SHORT EXERCISE
Return each line of the records with nothing changed, pictures excepted.

Collected data entries
* * *

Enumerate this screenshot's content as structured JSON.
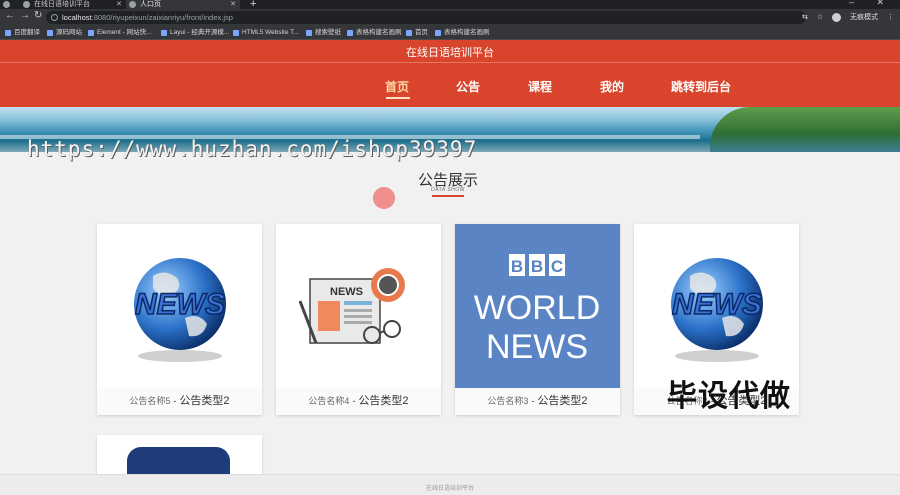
{
  "browser": {
    "tabs": [
      {
        "label": "在线日语培训平台",
        "active": false
      },
      {
        "label": "在线日语培训平台",
        "active": true
      },
      {
        "label": "人口页",
        "active": false
      }
    ],
    "new_tab": "+",
    "url_host": "localhost",
    "url_path": ":8080/riyupeixun/zaixianriyu/front/index.jsp",
    "profile_label": "无痕模式",
    "bookmarks": [
      "百度翻译",
      "源码网站",
      "Element - 网站快...",
      "Layui - 经典开源模...",
      "HTML5 Website T...",
      "搜索壁纸",
      "表格构建名画刷",
      "首页",
      "表格构建名画刷"
    ]
  },
  "header": {
    "site_title": "在线日语培训平台",
    "nav": [
      "首页",
      "公告",
      "课程",
      "我的",
      "跳转到后台"
    ],
    "active_index": 0
  },
  "watermark": "https://www.huzhan.com/ishop39397",
  "section": {
    "title": "公告展示",
    "subtitle": "DATA SHOW"
  },
  "cards": [
    {
      "name": "公告名称5",
      "type": "公告类型2",
      "image": "news-globe"
    },
    {
      "name": "公告名称4",
      "type": "公告类型2",
      "image": "news-paper-illustration"
    },
    {
      "name": "公告名称3",
      "type": "公告类型2",
      "image": "bbc-world-news"
    },
    {
      "name": "公告名称2",
      "type": "公告类型2",
      "image": "news-globe"
    }
  ],
  "bbc": {
    "line1": "BBC",
    "line2": "WORLD",
    "line3": "NEWS"
  },
  "news_word": "NEWS",
  "stamp": "毕设代做",
  "footer": "在线日语培训平台",
  "colors": {
    "header": "#d9452c",
    "accent": "#d9452c",
    "bbc_bg": "#5b84c4"
  }
}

* * *

COMPLETED EXERCISE
Enumerate this screenshot's content as structured JSON.
{
  "browser": {
    "tabs": [
      {
        "label": "在线日语培训平台",
        "active": false
      },
      {
        "label": "在线日语培训平台",
        "active": true
      },
      {
        "label": "人口页",
        "active": false
      }
    ],
    "new_tab": "+",
    "url_host": "localhost",
    "url_path": ":8080/riyupeixun/zaixianriyu/front/index.jsp",
    "profile_label": "无痕模式",
    "bookmarks": [
      "百度翻译",
      "源码网站",
      "Element - 网站快...",
      "Layui - 经典开源模...",
      "HTML5 Website T...",
      "搜索壁纸",
      "表格构建名画刷",
      "首页",
      "表格构建名画刷"
    ]
  },
  "header": {
    "site_title": "在线日语培训平台",
    "nav": [
      "首页",
      "公告",
      "课程",
      "我的",
      "跳转到后台"
    ],
    "active_index": 0
  },
  "watermark": "https://www.huzhan.com/ishop39397",
  "section": {
    "title": "公告展示",
    "subtitle": "DATA SHOW"
  },
  "cards": [
    {
      "name": "公告名称5",
      "type": "公告类型2",
      "image": "news-globe"
    },
    {
      "name": "公告名称4",
      "type": "公告类型2",
      "image": "news-paper-illustration"
    },
    {
      "name": "公告名称3",
      "type": "公告类型2",
      "image": "bbc-world-news"
    },
    {
      "name": "公告名称2",
      "type": "公告类型2",
      "image": "news-globe"
    }
  ],
  "bbc": {
    "line1": "BBC",
    "line2": "WORLD",
    "line3": "NEWS"
  },
  "news_word": "NEWS",
  "stamp": "毕设代做",
  "footer": "在线日语培训平台",
  "colors": {
    "header": "#d9452c",
    "accent": "#d9452c",
    "bbc_bg": "#5b84c4"
  }
}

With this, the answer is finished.